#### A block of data
--
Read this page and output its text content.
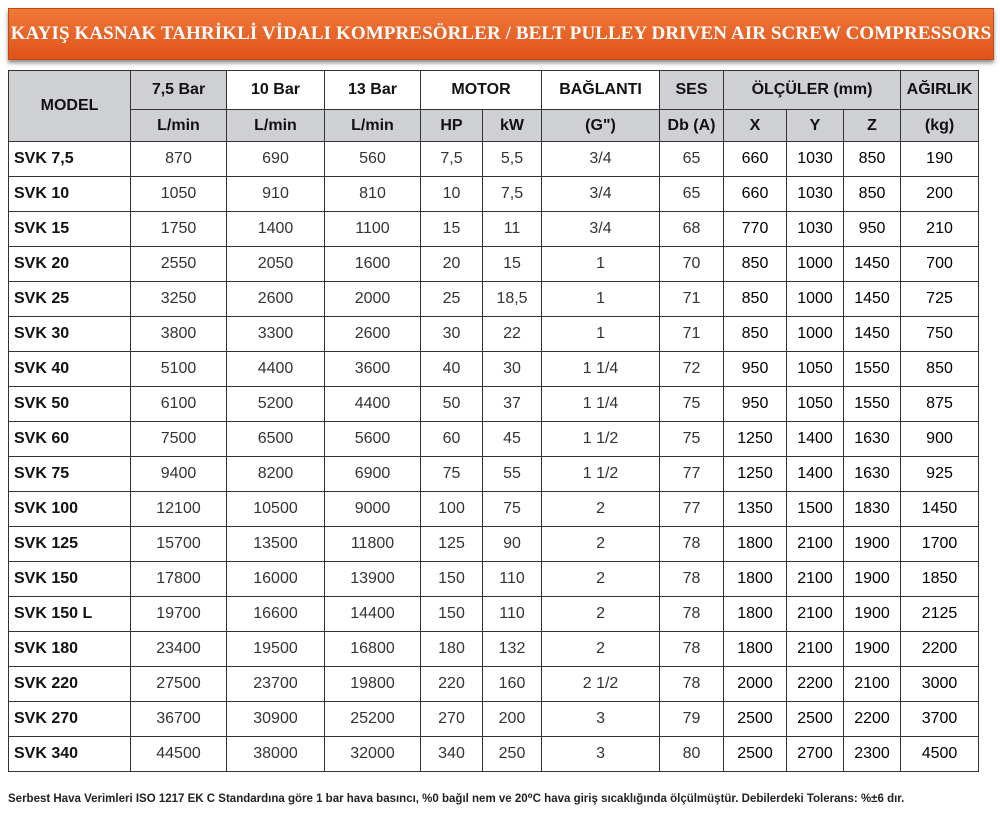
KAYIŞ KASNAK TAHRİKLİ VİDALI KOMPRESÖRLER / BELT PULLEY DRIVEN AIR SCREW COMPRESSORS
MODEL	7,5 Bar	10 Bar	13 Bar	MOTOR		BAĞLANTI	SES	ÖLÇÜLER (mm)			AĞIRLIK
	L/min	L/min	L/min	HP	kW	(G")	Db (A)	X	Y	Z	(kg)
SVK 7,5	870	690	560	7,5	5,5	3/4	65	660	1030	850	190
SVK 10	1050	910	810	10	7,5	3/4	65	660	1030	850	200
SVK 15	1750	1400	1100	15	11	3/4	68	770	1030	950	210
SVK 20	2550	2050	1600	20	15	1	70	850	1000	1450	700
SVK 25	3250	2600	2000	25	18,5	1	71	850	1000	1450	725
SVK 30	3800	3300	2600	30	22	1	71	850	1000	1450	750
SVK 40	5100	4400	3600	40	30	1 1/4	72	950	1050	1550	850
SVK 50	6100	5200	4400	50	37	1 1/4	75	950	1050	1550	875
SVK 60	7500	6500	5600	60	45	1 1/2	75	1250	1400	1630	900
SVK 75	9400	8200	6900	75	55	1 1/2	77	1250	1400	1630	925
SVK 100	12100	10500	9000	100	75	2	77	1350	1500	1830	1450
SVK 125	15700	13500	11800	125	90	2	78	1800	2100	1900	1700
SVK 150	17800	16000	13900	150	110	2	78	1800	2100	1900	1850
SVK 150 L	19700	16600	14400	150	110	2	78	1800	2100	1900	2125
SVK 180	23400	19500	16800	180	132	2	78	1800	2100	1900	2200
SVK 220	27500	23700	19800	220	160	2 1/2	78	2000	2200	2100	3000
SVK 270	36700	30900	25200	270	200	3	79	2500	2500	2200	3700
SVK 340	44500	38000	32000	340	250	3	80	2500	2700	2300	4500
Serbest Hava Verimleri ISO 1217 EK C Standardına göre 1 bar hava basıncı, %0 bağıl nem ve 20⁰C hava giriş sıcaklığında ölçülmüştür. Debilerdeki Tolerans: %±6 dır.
--
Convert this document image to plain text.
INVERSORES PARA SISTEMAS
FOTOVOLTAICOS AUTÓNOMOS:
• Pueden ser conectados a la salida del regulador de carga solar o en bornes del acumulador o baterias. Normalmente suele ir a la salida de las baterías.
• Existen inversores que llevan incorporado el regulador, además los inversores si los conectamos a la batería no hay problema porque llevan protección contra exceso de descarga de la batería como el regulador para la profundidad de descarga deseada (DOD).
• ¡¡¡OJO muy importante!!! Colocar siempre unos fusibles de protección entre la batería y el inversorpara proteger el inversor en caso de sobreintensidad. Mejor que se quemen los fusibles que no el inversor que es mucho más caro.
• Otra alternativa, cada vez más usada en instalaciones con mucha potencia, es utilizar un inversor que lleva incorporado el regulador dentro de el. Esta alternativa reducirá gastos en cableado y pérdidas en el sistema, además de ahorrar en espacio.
--
#### WHAT IS BEING ASKED
Give the count of lines holding the word "this", with no other words.

#### TASK OUTPUT
2